▸ **Exercise aim**
Word for word, retype every entry in the listing.

▸ **Extracted records**
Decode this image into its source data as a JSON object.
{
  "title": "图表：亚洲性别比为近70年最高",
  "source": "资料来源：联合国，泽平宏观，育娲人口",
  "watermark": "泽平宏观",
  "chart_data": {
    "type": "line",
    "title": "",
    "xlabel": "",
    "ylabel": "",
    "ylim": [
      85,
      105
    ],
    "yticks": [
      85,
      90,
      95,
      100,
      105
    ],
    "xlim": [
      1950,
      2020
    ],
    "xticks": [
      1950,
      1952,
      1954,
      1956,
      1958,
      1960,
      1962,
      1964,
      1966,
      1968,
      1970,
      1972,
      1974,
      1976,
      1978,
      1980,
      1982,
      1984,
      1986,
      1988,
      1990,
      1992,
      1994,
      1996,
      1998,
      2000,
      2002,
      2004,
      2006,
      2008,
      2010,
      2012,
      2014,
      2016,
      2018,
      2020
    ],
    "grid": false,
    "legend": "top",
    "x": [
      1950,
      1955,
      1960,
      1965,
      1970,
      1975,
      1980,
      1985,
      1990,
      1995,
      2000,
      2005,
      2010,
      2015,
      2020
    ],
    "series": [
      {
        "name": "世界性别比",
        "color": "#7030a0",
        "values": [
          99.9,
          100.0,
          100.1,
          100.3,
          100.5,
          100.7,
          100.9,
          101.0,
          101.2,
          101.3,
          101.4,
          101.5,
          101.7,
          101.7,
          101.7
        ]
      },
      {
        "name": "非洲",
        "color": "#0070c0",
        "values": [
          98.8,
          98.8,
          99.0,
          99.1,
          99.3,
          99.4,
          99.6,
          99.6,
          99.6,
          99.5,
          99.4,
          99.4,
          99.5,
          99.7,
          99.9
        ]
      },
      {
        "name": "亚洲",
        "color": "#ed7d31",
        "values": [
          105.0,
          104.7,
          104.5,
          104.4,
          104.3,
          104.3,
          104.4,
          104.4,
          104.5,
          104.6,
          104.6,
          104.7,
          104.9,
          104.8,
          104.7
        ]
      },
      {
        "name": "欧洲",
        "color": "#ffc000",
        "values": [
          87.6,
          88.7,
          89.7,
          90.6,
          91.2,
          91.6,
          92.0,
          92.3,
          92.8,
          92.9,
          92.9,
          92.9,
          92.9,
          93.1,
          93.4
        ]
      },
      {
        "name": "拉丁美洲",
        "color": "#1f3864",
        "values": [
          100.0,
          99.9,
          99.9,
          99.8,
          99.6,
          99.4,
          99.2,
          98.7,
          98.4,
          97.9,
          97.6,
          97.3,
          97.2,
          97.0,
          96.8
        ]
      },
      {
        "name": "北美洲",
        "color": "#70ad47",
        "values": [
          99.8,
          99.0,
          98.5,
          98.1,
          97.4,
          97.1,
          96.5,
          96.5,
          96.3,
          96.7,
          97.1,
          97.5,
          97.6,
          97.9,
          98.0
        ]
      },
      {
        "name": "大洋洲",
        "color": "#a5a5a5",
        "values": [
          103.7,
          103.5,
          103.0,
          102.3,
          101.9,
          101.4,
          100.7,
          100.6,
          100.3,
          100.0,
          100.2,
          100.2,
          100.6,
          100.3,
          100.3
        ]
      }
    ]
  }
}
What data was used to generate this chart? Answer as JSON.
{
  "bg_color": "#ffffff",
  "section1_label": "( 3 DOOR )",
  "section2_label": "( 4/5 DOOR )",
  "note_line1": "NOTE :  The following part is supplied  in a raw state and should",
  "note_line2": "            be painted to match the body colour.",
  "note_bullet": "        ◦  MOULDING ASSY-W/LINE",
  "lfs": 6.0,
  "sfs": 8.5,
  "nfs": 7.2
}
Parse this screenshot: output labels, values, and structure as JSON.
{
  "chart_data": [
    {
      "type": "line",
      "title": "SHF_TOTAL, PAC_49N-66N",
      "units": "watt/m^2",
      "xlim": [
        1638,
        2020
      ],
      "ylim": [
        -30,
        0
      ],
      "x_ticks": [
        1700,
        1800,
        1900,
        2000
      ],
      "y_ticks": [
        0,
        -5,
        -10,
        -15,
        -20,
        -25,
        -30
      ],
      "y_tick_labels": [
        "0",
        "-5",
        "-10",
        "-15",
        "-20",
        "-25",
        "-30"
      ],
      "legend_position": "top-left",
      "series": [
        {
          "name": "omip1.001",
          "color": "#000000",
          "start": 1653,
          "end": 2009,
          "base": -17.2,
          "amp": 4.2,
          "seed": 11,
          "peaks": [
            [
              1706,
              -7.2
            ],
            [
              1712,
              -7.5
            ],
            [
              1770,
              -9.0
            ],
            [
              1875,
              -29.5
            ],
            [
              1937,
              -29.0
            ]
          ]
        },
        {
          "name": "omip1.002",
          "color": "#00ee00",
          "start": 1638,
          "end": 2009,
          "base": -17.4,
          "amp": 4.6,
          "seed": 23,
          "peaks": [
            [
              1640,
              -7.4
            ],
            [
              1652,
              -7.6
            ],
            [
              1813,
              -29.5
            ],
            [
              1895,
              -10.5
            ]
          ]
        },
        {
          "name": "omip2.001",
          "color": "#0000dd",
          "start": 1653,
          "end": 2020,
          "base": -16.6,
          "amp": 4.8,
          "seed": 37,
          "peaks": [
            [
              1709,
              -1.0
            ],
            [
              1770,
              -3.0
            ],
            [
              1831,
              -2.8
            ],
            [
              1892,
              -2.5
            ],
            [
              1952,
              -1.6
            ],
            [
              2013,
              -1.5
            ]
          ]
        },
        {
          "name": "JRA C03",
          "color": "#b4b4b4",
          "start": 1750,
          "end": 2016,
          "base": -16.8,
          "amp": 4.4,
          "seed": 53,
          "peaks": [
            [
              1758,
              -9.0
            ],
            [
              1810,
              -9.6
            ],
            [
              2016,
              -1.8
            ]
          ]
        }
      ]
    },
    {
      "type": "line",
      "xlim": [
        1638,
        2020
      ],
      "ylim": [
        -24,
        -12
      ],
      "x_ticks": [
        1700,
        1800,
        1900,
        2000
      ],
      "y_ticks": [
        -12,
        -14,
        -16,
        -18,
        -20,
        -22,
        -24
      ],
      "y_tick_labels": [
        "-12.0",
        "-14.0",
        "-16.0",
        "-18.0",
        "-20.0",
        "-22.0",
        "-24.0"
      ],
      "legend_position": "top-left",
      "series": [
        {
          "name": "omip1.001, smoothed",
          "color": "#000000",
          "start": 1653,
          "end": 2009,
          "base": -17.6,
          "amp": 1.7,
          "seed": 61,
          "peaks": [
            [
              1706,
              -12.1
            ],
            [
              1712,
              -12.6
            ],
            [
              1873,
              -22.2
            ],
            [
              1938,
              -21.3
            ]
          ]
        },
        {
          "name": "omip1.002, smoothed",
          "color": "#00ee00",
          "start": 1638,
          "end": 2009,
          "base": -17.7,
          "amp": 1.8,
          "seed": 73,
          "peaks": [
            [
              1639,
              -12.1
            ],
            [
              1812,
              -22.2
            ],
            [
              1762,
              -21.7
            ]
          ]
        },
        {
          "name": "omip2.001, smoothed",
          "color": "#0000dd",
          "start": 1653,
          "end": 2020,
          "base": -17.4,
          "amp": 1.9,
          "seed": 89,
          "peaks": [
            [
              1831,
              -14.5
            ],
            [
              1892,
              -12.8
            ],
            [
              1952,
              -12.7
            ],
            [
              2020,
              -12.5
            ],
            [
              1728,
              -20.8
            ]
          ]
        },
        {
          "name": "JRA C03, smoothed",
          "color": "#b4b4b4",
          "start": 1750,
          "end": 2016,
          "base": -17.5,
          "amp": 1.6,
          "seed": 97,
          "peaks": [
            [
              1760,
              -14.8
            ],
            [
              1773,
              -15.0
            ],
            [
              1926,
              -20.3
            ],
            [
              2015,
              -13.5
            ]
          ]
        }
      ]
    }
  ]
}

▸ **Exercise solution**
Decode this image into its source data as a JSON object.
{
  "title": "图表：亚洲性别比为近70年最高",
  "source": "资料来源：联合国，泽平宏观，育娲人口",
  "watermark": "泽平宏观",
  "chart_data": {
    "type": "line",
    "title": "",
    "xlabel": "",
    "ylabel": "",
    "ylim": [
      85,
      105
    ],
    "yticks": [
      85,
      90,
      95,
      100,
      105
    ],
    "xlim": [
      1950,
      2020
    ],
    "xticks": [
      1950,
      1952,
      1954,
      1956,
      1958,
      1960,
      1962,
      1964,
      1966,
      1968,
      1970,
      1972,
      1974,
      1976,
      1978,
      1980,
      1982,
      1984,
      1986,
      1988,
      1990,
      1992,
      1994,
      1996,
      1998,
      2000,
      2002,
      2004,
      2006,
      2008,
      2010,
      2012,
      2014,
      2016,
      2018,
      2020
    ],
    "grid": false,
    "legend": "top",
    "x": [
      1950,
      1955,
      1960,
      1965,
      1970,
      1975,
      1980,
      1985,
      1990,
      1995,
      2000,
      2005,
      2010,
      2015,
      2020
    ],
    "series": [
      {
        "name": "世界性别比",
        "color": "#7030a0",
        "values": [
          99.9,
          100.0,
          100.1,
          100.3,
          100.5,
          100.7,
          100.9,
          101.0,
          101.2,
          101.3,
          101.4,
          101.5,
          101.7,
          101.7,
          101.7
        ]
      },
      {
        "name": "非洲",
        "color": "#0070c0",
        "values": [
          98.8,
          98.8,
          99.0,
          99.1,
          99.3,
          99.4,
          99.6,
          99.6,
          99.6,
          99.5,
          99.4,
          99.4,
          99.5,
          99.7,
          99.9
        ]
      },
      {
        "name": "亚洲",
        "color": "#ed7d31",
        "values": [
          105.0,
          104.7,
          104.5,
          104.4,
          104.3,
          104.3,
          104.4,
          104.4,
          104.5,
          104.6,
          104.6,
          104.7,
          104.9,
          104.8,
          104.7
        ]
      },
      {
        "name": "欧洲",
        "color": "#ffc000",
        "values": [
          87.6,
          88.7,
          89.7,
          90.6,
          91.2,
          91.6,
          92.0,
          92.3,
          92.8,
          92.9,
          92.9,
          92.9,
          92.9,
          93.1,
          93.4
        ]
      },
      {
        "name": "拉丁美洲",
        "color": "#1f3864",
        "values": [
          100.0,
          99.9,
          99.9,
          99.8,
          99.6,
          99.4,
          99.2,
          98.7,
          98.4,
          97.9,
          97.6,
          97.3,
          97.2,
          97.0,
          96.8
        ]
      },
      {
        "name": "北美洲",
        "color": "#70ad47",
        "values": [
          99.8,
          99.0,
          98.5,
          98.1,
          97.4,
          97.1,
          96.5,
          96.5,
          96.3,
          96.7,
          97.1,
          97.5,
          97.6,
          97.9,
          98.0
        ]
      },
      {
        "name": "大洋洲",
        "color": "#a5a5a5",
        "values": [
          103.7,
          103.5,
          103.0,
          102.3,
          101.9,
          101.4,
          100.7,
          100.6,
          100.3,
          100.0,
          100.2,
          100.2,
          100.6,
          100.3,
          100.3
        ]
      }
    ]
  }
}
What data was used to generate this chart? Answer as JSON.
{
  "bg_color": "#ffffff",
  "section1_label": "( 3 DOOR )",
  "section2_label": "( 4/5 DOOR )",
  "note_line1": "NOTE :  The following part is supplied  in a raw state and should",
  "note_line2": "            be painted to match the body colour.",
  "note_bullet": "        ◦  MOULDING ASSY-W/LINE",
  "lfs": 6.0,
  "sfs": 8.5,
  "nfs": 7.2
}
Parse this screenshot: output labels, values, and structure as JSON.
{
  "chart_data": [
    {
      "type": "line",
      "title": "SHF_TOTAL, PAC_49N-66N",
      "units": "watt/m^2",
      "xlim": [
        1638,
        2020
      ],
      "ylim": [
        -30,
        0
      ],
      "x_ticks": [
        1700,
        1800,
        1900,
        2000
      ],
      "y_ticks": [
        0,
        -5,
        -10,
        -15,
        -20,
        -25,
        -30
      ],
      "y_tick_labels": [
        "0",
        "-5",
        "-10",
        "-15",
        "-20",
        "-25",
        "-30"
      ],
      "legend_position": "top-left",
      "series": [
        {
          "name": "omip1.001",
          "color": "#000000",
          "start": 1653,
          "end": 2009,
          "base": -17.2,
          "amp": 4.2,
          "seed": 11,
          "peaks": [
            [
              1706,
              -7.2
            ],
            [
              1712,
              -7.5
            ],
            [
              1770,
              -9.0
            ],
            [
              1875,
              -29.5
            ],
            [
              1937,
              -29.0
            ]
          ]
        },
        {
          "name": "omip1.002",
          "color": "#00ee00",
          "start": 1638,
          "end": 2009,
          "base": -17.4,
          "amp": 4.6,
          "seed": 23,
          "peaks": [
            [
              1640,
              -7.4
            ],
            [
              1652,
              -7.6
            ],
            [
              1813,
              -29.5
            ],
            [
              1895,
              -10.5
            ]
          ]
        },
        {
          "name": "omip2.001",
          "color": "#0000dd",
          "start": 1653,
          "end": 2020,
          "base": -16.6,
          "amp": 4.8,
          "seed": 37,
          "peaks": [
            [
              1709,
              -1.0
            ],
            [
              1770,
              -3.0
            ],
            [
              1831,
              -2.8
            ],
            [
              1892,
              -2.5
            ],
            [
              1952,
              -1.6
            ],
            [
              2013,
              -1.5
            ]
          ]
        },
        {
          "name": "JRA C03",
          "color": "#b4b4b4",
          "start": 1750,
          "end": 2016,
          "base": -16.8,
          "amp": 4.4,
          "seed": 53,
          "peaks": [
            [
              1758,
              -9.0
            ],
            [
              1810,
              -9.6
            ],
            [
              2016,
              -1.8
            ]
          ]
        }
      ]
    },
    {
      "type": "line",
      "xlim": [
        1638,
        2020
      ],
      "ylim": [
        -24,
        -12
      ],
      "x_ticks": [
        1700,
        1800,
        1900,
        2000
      ],
      "y_ticks": [
        -12,
        -14,
        -16,
        -18,
        -20,
        -22,
        -24
      ],
      "y_tick_labels": [
        "-12.0",
        "-14.0",
        "-16.0",
        "-18.0",
        "-20.0",
        "-22.0",
        "-24.0"
      ],
      "legend_position": "top-left",
      "series": [
        {
          "name": "omip1.001, smoothed",
          "color": "#000000",
          "start": 1653,
          "end": 2009,
          "base": -17.6,
          "amp": 1.7,
          "seed": 61,
          "peaks": [
            [
              1706,
              -12.1
            ],
            [
              1712,
              -12.6
            ],
            [
              1873,
              -22.2
            ],
            [
              1938,
              -21.3
            ]
          ]
        },
        {
          "name": "omip1.002, smoothed",
          "color": "#00ee00",
          "start": 1638,
          "end": 2009,
          "base": -17.7,
          "amp": 1.8,
          "seed": 73,
          "peaks": [
            [
              1639,
              -12.1
            ],
            [
              1812,
              -22.2
            ],
            [
              1762,
              -21.7
            ]
          ]
        },
        {
          "name": "omip2.001, smoothed",
          "color": "#0000dd",
          "start": 1653,
          "end": 2020,
          "base": -17.4,
          "amp": 1.9,
          "seed": 89,
          "peaks": [
            [
              1831,
              -14.5
            ],
            [
              1892,
              -12.8
            ],
            [
              1952,
              -12.7
            ],
            [
              2020,
              -12.5
            ],
            [
              1728,
              -20.8
            ]
          ]
        },
        {
          "name": "JRA C03, smoothed",
          "color": "#b4b4b4",
          "start": 1750,
          "end": 2016,
          "base": -17.5,
          "amp": 1.6,
          "seed": 97,
          "peaks": [
            [
              1760,
              -14.8
            ],
            [
              1773,
              -15.0
            ],
            [
              1926,
              -20.3
            ],
            [
              2015,
              -13.5
            ]
          ]
        }
      ]
    }
  ]
}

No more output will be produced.